**SHORT EXERCISE 1:** In the Lazar Khidekel listing, what term did Khidekel later add to his self-description as an "artist-architect"?
**SHORT EXERCISE 2:** Copy everything in the Lazar Khidekel listing from "Lazar Khidekel, ca." down to "название на обороте)".

**TEXT PASSAGE:**
════

Lazar Khidekel, ca. 1920
Suprematist, Avant-Garde Russian artist and student of Malevich
Lazar Khidekel Markovitch:
Художник: Хидекель Лазарь Маркович
Watercolor on paper
(Бумага; акварель)
Hand signed with monogram bottom left, inscribed with title on the back and stamped
(Монограмма внизу слева, название на обороте)
Elegantly floated and framed in a handmade wood frame with UV plexiglass, with a die-cut window in the back to reveal the handwriting and stamp
Measurements:
Framed
15.5 inches by 18.25 inches by 1 inch
Artwork
8.25 inches vertical by 10.25 inches horizontal
Provenance:
Boisgirard & Associés: Wednesday, March 26, 2008 [Lot 00060]
Ecole de Paris : Pologne, Russie, Europe Centrale
LAZAR KHIDEKEL BIOGRAPHY
Lazar Khidekel (1904 in Vitebsk – 1986 in Saint Petersburg, formerly Leningrad), artist and architect, is one of the most important representatives of the Russian avant-garde in the 1920s.
Lazar Khidekel classified himself as an “artist-architect,” later adding the moniker “fantasist” in reference to one of the central features of his art and architecture: “vision of Suprematist structures floating in space,” which first emerged as space stations of earthlings in his Vitebsk UNOVIS (Affirmers of New Art) works in 1920 – 1921, and the futuristic cities he conceived in the mid-1920s.

════

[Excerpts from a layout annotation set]
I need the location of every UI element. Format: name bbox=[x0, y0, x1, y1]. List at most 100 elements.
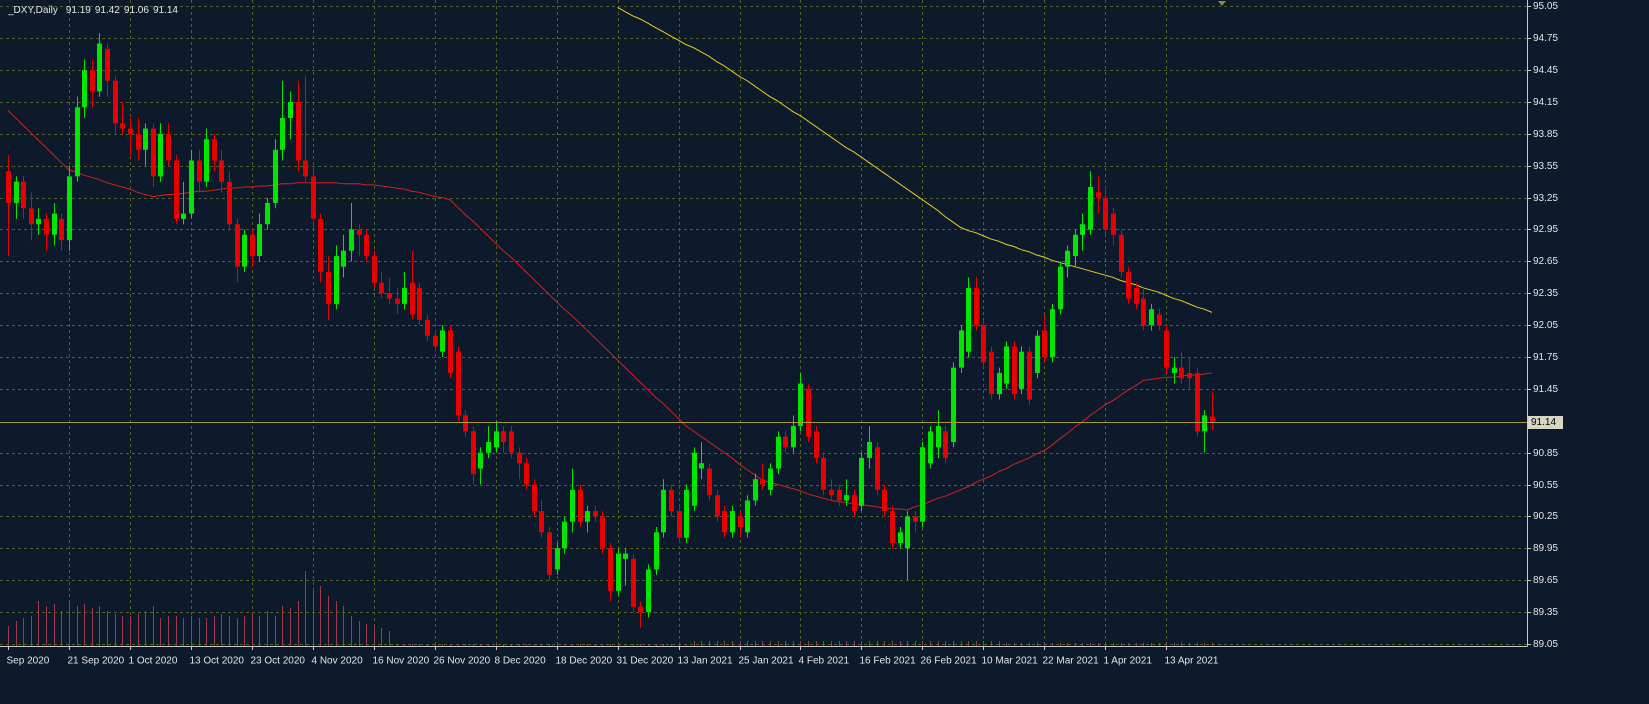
candle-body bbox=[661, 489, 666, 533]
candle-body bbox=[798, 383, 803, 427]
candle-body bbox=[1149, 309, 1154, 326]
candle-body bbox=[517, 452, 522, 464]
candle-body bbox=[1195, 372, 1200, 432]
x-tick-label: 26 Feb 2021 bbox=[921, 656, 978, 667]
candle-body bbox=[1179, 367, 1184, 379]
y-tick-label: 89.05 bbox=[1533, 639, 1558, 650]
x-tick-label: 31 Dec 2020 bbox=[617, 656, 674, 667]
candle-body bbox=[204, 139, 209, 182]
candle-body bbox=[6, 171, 11, 203]
candle-body bbox=[1065, 250, 1070, 267]
candle-body bbox=[646, 569, 651, 612]
candle-body bbox=[562, 521, 567, 549]
candle-body bbox=[59, 218, 64, 241]
candle-body bbox=[844, 495, 849, 501]
candle-body bbox=[143, 128, 148, 150]
candle-body bbox=[966, 287, 971, 352]
candle-body bbox=[684, 489, 689, 538]
candle-body bbox=[989, 351, 994, 395]
moving-average-line bbox=[7, 110, 1213, 511]
candle-body bbox=[501, 431, 506, 442]
candle-body bbox=[265, 202, 270, 225]
y-tick-label: 92.95 bbox=[1533, 224, 1558, 235]
candle-body bbox=[29, 208, 34, 225]
x-tick-label: 26 Nov 2020 bbox=[434, 656, 491, 667]
candle-body bbox=[509, 431, 514, 453]
candle-body bbox=[753, 479, 758, 501]
candle-body bbox=[638, 606, 643, 612]
candle-body bbox=[349, 229, 354, 251]
x-tick-label: 21 Sep 2020 bbox=[68, 656, 125, 667]
candle-body bbox=[669, 489, 674, 512]
candle-body bbox=[890, 511, 895, 543]
candle-body bbox=[738, 516, 743, 527]
candle-body bbox=[1019, 351, 1024, 389]
candle-body bbox=[1042, 330, 1047, 357]
candle-body bbox=[578, 489, 583, 522]
candle-body bbox=[379, 282, 384, 294]
candle-body bbox=[1126, 272, 1131, 299]
y-tick-label: 93.85 bbox=[1533, 129, 1558, 140]
candle-body bbox=[760, 479, 765, 485]
candle-body bbox=[1172, 367, 1177, 373]
candle-body bbox=[974, 287, 979, 326]
candle-body bbox=[303, 160, 308, 177]
candle-body bbox=[555, 548, 560, 570]
candle-body bbox=[882, 489, 887, 512]
candle-body bbox=[928, 431, 933, 464]
last-price-box bbox=[1528, 416, 1563, 429]
x-tick-label: 13 Oct 2020 bbox=[190, 656, 245, 667]
candle-body bbox=[433, 335, 438, 347]
x-tick-label: 25 Jan 2021 bbox=[739, 656, 794, 667]
x-tick-label: 13 Jan 2021 bbox=[678, 656, 733, 667]
candle-body bbox=[593, 511, 598, 517]
candle-body bbox=[97, 43, 102, 92]
x-tick-label: 1 Oct 2020 bbox=[129, 656, 178, 667]
candle-body bbox=[783, 436, 788, 448]
candle-body bbox=[1141, 298, 1146, 326]
candle-body bbox=[715, 495, 720, 517]
candle-body bbox=[1134, 287, 1139, 304]
candle-body bbox=[1088, 187, 1093, 230]
candle-body bbox=[440, 330, 445, 352]
high-value: 91.42 bbox=[95, 5, 120, 16]
candle-body bbox=[806, 388, 811, 437]
shift-marker bbox=[1218, 1, 1226, 6]
candle-body bbox=[288, 102, 293, 118]
candle-body bbox=[1210, 416, 1215, 422]
y-tick-label: 91.75 bbox=[1533, 352, 1558, 363]
y-tick-label: 91.45 bbox=[1533, 384, 1558, 395]
candle-body bbox=[364, 234, 369, 257]
candle-body bbox=[730, 511, 735, 533]
candle-body bbox=[166, 133, 171, 161]
candle-body bbox=[791, 426, 796, 448]
candle-body bbox=[707, 468, 712, 496]
candle-body bbox=[837, 489, 842, 501]
candle-body bbox=[981, 325, 986, 363]
candle-body bbox=[90, 70, 95, 92]
candle-body bbox=[158, 133, 163, 177]
candle-body bbox=[1187, 372, 1192, 379]
candle-body bbox=[524, 463, 529, 485]
candle-body bbox=[608, 548, 613, 591]
candle-body bbox=[52, 213, 57, 235]
candle-body bbox=[600, 516, 605, 549]
x-tick-label: 22 Mar 2021 bbox=[1043, 656, 1100, 667]
candle-body bbox=[402, 287, 407, 304]
close-value: 91.14 bbox=[153, 5, 178, 16]
candle-body bbox=[357, 229, 362, 235]
candle-body bbox=[174, 160, 179, 219]
y-tick-label: 90.55 bbox=[1533, 480, 1558, 491]
candle-body bbox=[417, 287, 422, 320]
candle-body bbox=[486, 442, 491, 453]
candle-body bbox=[410, 282, 415, 315]
candle-body bbox=[1157, 314, 1162, 326]
candle-body bbox=[456, 351, 461, 416]
candle-body bbox=[699, 463, 704, 469]
candle-body bbox=[128, 128, 133, 134]
candle-body bbox=[539, 511, 544, 533]
candle-body bbox=[44, 218, 49, 235]
ma-layer bbox=[7, 7, 1213, 511]
candle-body bbox=[212, 139, 217, 161]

════

**EXERCISE ANSWER 1:** He later added the moniker "fantasist."

**EXERCISE ANSWER 2:**
Lazar Khidekel, ca. 1920
Suprematist, Avant-Garde Russian artist and student of Malevich
Lazar Khidekel Markovitch:
Художник: Хидекель Лазарь Маркович
Watercolor on paper
(Бумага; акварель)
Hand signed with monogram bottom left, inscribed with title on the back and stamped
(Монограмма внизу слева, название на обороте)